> Data rows:
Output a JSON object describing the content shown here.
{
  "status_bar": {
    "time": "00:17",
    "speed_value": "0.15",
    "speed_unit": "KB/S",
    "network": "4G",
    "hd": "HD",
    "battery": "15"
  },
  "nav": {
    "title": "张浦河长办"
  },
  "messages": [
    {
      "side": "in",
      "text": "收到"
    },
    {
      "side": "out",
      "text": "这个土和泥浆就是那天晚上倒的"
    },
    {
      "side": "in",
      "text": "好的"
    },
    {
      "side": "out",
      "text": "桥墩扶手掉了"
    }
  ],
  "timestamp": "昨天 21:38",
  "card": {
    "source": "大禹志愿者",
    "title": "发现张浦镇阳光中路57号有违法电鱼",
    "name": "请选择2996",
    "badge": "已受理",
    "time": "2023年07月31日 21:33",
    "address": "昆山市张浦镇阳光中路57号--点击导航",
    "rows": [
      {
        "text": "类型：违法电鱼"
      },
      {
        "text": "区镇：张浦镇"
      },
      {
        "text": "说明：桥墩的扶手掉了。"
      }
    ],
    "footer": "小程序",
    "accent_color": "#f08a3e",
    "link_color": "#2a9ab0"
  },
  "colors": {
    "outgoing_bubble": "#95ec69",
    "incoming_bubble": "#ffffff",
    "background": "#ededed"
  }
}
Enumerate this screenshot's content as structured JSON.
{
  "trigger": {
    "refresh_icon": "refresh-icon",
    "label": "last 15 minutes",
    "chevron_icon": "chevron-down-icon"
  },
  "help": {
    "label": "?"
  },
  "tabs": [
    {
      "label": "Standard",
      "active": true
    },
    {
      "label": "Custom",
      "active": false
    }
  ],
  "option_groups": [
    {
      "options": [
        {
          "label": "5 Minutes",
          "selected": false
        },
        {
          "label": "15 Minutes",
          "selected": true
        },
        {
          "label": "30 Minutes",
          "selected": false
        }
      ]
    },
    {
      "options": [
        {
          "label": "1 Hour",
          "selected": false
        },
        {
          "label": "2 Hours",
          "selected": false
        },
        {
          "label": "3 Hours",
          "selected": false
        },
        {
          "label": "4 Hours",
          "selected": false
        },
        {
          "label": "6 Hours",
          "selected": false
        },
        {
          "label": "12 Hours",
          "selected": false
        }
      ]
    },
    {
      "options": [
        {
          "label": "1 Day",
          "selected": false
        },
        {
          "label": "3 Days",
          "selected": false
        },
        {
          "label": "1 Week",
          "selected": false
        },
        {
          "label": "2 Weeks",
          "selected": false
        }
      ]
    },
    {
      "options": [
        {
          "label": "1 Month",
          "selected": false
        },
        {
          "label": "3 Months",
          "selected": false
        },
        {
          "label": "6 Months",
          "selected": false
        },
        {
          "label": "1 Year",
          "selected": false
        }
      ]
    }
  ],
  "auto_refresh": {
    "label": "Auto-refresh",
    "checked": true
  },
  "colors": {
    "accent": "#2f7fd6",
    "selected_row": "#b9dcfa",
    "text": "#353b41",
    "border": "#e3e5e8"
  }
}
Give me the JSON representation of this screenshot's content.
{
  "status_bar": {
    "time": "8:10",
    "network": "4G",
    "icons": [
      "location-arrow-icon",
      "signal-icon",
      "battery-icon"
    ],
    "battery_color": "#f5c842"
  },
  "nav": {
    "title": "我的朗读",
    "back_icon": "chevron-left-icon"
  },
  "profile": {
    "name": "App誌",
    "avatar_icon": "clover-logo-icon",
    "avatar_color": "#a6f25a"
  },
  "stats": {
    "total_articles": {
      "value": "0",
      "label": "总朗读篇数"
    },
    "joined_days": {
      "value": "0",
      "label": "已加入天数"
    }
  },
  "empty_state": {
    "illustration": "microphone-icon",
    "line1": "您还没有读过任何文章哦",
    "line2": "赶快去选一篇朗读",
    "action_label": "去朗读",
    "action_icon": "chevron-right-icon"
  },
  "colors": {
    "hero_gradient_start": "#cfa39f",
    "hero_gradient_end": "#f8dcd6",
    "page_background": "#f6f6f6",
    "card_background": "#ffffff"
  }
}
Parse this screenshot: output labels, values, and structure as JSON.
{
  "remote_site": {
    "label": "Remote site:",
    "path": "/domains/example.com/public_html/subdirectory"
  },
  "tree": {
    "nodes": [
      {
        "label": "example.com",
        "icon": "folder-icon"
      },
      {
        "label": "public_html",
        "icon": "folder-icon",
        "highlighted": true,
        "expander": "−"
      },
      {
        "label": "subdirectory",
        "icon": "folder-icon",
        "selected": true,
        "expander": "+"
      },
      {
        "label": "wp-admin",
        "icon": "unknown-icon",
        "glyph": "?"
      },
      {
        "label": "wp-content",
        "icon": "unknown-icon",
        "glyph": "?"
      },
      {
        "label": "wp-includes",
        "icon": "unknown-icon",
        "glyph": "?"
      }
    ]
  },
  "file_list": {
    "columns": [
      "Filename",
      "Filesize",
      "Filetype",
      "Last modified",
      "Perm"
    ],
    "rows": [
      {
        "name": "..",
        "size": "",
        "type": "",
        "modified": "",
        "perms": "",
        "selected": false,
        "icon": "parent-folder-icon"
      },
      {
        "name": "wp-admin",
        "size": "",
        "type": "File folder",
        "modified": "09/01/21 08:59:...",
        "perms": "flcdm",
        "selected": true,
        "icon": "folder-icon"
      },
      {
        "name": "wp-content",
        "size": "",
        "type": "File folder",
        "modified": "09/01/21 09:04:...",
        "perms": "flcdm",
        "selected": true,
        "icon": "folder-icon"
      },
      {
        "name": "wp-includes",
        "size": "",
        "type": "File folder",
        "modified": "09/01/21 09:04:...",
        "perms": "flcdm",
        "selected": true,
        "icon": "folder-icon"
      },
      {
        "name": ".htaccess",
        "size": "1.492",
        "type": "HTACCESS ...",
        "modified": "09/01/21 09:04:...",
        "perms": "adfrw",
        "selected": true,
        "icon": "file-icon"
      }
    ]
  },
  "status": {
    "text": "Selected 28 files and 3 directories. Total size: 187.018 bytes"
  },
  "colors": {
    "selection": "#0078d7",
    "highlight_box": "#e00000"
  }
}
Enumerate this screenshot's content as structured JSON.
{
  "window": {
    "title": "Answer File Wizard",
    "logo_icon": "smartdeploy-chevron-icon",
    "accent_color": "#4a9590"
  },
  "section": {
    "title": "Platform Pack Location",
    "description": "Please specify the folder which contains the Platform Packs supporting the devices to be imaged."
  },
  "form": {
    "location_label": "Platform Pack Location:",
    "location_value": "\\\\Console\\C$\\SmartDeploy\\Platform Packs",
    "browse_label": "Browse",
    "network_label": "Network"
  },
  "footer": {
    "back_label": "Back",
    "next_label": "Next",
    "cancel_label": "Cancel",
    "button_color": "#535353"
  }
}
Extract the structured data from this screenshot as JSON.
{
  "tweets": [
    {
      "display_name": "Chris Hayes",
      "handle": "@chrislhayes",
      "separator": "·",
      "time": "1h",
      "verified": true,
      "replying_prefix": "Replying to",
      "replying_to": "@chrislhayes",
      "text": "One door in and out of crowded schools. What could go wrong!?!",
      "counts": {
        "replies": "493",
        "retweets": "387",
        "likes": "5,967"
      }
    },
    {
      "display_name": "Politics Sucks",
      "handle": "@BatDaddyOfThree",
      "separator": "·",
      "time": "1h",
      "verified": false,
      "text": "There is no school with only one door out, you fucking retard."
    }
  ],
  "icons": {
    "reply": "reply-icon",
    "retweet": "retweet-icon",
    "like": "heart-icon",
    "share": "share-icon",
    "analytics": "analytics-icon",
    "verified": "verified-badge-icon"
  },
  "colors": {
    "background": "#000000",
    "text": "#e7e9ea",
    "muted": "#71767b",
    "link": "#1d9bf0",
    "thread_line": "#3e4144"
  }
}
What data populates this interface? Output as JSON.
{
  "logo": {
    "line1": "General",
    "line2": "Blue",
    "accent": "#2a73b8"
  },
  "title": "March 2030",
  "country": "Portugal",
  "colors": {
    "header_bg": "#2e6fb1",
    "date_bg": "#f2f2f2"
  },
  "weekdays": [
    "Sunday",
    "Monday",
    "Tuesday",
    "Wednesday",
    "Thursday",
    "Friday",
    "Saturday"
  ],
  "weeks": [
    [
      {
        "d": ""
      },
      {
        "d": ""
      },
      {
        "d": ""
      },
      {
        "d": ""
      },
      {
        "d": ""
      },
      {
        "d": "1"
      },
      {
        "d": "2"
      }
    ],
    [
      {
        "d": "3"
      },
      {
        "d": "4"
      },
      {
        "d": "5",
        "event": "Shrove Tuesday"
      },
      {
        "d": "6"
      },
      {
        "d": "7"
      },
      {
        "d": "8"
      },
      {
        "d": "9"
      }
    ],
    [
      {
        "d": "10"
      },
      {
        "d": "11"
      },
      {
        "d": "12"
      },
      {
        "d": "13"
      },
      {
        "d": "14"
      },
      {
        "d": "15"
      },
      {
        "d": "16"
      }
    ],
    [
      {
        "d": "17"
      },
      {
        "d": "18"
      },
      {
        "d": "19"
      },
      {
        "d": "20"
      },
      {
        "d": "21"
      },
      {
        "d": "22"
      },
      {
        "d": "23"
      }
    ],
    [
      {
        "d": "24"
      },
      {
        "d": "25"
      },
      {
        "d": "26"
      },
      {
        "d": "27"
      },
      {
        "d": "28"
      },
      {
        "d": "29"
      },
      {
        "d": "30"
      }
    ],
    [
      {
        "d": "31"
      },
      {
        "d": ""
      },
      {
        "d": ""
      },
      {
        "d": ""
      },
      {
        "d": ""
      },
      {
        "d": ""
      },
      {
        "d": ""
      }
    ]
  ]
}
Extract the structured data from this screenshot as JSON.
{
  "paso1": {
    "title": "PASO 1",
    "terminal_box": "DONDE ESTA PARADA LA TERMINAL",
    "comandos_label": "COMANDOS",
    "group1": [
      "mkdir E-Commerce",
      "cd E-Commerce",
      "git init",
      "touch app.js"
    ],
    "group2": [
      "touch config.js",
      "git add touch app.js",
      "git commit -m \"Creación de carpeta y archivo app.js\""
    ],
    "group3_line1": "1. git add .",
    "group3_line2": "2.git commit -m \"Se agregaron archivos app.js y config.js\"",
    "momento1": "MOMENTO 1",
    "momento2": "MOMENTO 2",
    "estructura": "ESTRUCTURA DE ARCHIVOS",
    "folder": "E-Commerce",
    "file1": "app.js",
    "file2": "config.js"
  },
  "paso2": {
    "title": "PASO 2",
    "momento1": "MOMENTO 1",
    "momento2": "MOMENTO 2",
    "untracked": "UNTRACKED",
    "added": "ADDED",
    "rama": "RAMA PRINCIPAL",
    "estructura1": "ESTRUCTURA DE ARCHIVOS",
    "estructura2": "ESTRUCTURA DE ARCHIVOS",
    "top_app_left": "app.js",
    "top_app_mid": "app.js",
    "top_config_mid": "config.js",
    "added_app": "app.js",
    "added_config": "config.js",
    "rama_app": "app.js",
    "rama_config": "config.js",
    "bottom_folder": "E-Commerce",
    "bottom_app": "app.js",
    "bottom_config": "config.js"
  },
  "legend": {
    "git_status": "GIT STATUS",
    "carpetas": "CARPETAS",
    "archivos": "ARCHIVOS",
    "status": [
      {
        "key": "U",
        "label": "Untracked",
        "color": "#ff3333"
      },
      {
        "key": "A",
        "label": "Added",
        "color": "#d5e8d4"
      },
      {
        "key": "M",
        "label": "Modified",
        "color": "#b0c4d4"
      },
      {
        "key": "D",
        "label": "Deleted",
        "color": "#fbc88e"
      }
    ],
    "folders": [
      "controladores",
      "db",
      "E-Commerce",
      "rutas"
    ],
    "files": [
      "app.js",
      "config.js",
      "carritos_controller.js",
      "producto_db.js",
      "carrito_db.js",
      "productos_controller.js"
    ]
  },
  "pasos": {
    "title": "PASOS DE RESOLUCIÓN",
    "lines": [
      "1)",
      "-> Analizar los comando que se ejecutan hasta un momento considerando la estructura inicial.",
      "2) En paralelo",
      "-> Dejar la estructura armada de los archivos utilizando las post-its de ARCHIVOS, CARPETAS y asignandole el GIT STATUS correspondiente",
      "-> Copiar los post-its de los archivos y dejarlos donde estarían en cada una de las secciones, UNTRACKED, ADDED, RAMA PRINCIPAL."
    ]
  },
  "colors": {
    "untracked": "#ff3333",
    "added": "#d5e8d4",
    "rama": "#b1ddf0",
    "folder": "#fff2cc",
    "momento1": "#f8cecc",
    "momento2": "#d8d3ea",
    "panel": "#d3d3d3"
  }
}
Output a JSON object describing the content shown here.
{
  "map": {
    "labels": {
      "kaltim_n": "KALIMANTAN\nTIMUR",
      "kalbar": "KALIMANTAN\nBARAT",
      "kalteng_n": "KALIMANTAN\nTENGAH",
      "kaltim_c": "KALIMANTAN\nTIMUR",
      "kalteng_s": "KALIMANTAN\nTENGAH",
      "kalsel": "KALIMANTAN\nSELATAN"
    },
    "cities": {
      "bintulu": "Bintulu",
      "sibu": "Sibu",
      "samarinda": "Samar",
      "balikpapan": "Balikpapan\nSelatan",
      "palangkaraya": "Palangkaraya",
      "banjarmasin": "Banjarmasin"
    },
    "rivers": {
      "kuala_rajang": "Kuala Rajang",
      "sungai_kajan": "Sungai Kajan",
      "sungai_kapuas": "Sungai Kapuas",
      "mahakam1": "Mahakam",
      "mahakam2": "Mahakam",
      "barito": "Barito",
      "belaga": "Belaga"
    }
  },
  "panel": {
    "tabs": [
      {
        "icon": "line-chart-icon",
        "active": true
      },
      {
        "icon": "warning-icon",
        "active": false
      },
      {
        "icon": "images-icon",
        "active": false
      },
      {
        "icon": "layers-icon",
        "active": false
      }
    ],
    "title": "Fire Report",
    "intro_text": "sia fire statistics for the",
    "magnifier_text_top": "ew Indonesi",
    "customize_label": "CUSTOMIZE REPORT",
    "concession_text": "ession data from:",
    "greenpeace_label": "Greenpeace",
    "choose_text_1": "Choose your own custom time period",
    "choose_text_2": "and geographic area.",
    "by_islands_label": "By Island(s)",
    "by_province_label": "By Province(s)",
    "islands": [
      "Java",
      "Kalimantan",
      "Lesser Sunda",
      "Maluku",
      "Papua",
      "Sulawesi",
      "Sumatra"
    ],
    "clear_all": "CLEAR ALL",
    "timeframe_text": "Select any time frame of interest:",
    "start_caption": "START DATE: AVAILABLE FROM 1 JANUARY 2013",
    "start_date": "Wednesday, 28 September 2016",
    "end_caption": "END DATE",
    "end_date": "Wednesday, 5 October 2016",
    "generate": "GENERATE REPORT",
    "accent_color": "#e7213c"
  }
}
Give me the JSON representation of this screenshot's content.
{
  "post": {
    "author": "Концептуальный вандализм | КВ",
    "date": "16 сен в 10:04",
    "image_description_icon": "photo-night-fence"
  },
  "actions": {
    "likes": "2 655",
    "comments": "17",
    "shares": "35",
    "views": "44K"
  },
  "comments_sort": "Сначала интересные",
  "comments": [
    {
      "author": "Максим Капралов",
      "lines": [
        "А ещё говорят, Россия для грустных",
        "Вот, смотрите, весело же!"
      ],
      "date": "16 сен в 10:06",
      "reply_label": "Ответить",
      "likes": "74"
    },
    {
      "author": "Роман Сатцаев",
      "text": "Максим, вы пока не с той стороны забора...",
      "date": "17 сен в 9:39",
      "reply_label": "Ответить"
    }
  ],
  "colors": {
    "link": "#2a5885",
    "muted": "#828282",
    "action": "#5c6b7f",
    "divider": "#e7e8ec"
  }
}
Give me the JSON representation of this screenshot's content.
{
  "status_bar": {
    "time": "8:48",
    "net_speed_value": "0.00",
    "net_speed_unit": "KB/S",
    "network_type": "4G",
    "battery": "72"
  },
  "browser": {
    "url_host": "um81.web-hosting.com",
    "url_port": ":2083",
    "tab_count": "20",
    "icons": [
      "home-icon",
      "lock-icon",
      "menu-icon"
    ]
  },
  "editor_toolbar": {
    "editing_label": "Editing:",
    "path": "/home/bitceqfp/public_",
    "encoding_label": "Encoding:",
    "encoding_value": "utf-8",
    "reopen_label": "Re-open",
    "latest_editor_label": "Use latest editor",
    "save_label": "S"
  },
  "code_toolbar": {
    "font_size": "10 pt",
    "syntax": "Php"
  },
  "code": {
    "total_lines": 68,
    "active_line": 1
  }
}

> Exercise:
Pull out every line containing "chrislhayes".

> Output of the exercise:
      "handle": "@chrislhayes",
      "replying_to": "@chrislhayes",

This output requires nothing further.